* **Activity**: List every section heading that appears in the fluorine study text below, in the order they occur.

* **Source text**:
-*-
Ground state dynamically stable phases for fluorine in the TPa pressure regime by evolutionary algorithms

TL;DR

This study uses ab initio methods and evolutionary algorithms to identify stable high-pressure phases of fluorine in the TPa range, revealing a direct transition from molecular to extended structures.

Contribution

It provides new insights into fluorine's high-pressure phases, confirming a direct molecular to extended structure transition and challenging previous reports of intermediate phases.

Findings

Transition from molecular $Cmca$ to $Pmar{3}n$ structure at 2.7 TPa

Disagreement with previous studies on intermediate phases

Identification of stable extended structures at high pressure

Abstract

In this work, we employed \textit{ab initio} methods combined with evolutionary algorithms for searching stable structures for fluorine in the terapascal (TPa) regime. We performed several structural searches using the USPEX code, at pressures that spanned from 1 to 5 TPa and considered up to 16 atoms per cell for selected pressures. Our findings partially support recent studies by validating the transformation of fluorine from a molecular form, $Cmca$, into an intermediate polymeric form before its eventual dissociation. In fact, the enthalpy comparisons between candidate structures of fluorine at high pressure show a direct transition from the molecular phase $Cmca$ into a $Pm\bar{3}n$ extended structure at 2.7 TPa, the later consisting of linear chains and independent atoms, which disagrees with previous conflicting reports that proposed other intermediate phases to also exist as stable crystalline forms close to 3 TPa.
-*-
* **Given data**:

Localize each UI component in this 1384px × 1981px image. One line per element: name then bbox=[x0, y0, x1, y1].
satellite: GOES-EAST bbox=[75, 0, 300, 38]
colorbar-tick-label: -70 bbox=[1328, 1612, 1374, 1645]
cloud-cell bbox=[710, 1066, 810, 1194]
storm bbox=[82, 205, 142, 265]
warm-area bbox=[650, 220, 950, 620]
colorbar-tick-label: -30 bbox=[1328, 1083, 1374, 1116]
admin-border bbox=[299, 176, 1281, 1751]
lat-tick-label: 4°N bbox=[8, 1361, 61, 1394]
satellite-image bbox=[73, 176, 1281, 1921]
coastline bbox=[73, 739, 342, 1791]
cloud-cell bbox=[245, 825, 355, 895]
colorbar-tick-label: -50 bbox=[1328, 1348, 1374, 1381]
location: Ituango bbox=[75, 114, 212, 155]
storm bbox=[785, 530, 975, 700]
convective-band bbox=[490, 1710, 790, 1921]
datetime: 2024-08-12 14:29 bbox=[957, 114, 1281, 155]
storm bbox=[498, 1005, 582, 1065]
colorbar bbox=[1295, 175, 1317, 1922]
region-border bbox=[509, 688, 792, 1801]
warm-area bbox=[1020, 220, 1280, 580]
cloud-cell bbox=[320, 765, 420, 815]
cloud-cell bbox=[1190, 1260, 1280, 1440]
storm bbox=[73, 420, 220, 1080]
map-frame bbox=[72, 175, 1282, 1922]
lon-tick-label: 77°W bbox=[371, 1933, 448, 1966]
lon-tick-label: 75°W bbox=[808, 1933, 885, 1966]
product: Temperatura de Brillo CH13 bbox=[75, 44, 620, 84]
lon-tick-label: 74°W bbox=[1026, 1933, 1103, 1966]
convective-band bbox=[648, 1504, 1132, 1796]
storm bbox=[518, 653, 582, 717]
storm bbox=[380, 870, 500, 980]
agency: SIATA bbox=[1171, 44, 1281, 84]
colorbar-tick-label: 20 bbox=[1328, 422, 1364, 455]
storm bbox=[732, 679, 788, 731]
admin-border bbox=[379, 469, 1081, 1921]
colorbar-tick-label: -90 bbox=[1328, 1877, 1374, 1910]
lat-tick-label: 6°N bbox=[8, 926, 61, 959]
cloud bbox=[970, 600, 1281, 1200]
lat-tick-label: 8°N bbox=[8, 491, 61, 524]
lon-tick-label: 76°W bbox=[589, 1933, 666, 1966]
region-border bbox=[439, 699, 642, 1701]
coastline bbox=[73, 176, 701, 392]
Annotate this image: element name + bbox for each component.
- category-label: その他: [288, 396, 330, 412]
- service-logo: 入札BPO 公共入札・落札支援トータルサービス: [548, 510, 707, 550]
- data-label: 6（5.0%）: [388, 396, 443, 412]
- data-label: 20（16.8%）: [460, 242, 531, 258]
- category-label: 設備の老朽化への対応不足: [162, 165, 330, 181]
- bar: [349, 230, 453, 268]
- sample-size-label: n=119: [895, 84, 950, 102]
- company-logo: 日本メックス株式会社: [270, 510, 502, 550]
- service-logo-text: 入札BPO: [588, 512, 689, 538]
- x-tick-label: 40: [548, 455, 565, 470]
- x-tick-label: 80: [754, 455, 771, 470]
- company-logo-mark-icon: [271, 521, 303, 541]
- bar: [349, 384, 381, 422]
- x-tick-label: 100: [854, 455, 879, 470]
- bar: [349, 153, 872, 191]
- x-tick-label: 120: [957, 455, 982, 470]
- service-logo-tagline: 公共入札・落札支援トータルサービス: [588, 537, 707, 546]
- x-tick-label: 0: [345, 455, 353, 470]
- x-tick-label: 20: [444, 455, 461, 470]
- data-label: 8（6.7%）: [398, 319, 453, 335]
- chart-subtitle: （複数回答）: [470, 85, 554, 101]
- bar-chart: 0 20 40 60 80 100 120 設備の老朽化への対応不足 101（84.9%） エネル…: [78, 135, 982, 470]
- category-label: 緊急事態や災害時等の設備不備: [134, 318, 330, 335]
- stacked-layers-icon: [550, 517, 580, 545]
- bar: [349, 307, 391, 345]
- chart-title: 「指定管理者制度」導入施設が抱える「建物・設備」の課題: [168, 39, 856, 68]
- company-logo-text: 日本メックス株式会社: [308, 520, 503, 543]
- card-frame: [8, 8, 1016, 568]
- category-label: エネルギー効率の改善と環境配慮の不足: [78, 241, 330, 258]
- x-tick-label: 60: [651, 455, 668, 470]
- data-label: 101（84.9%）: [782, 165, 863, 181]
-*-
* **Written reply**:
TL;DR
Contribution
Findings
Abstract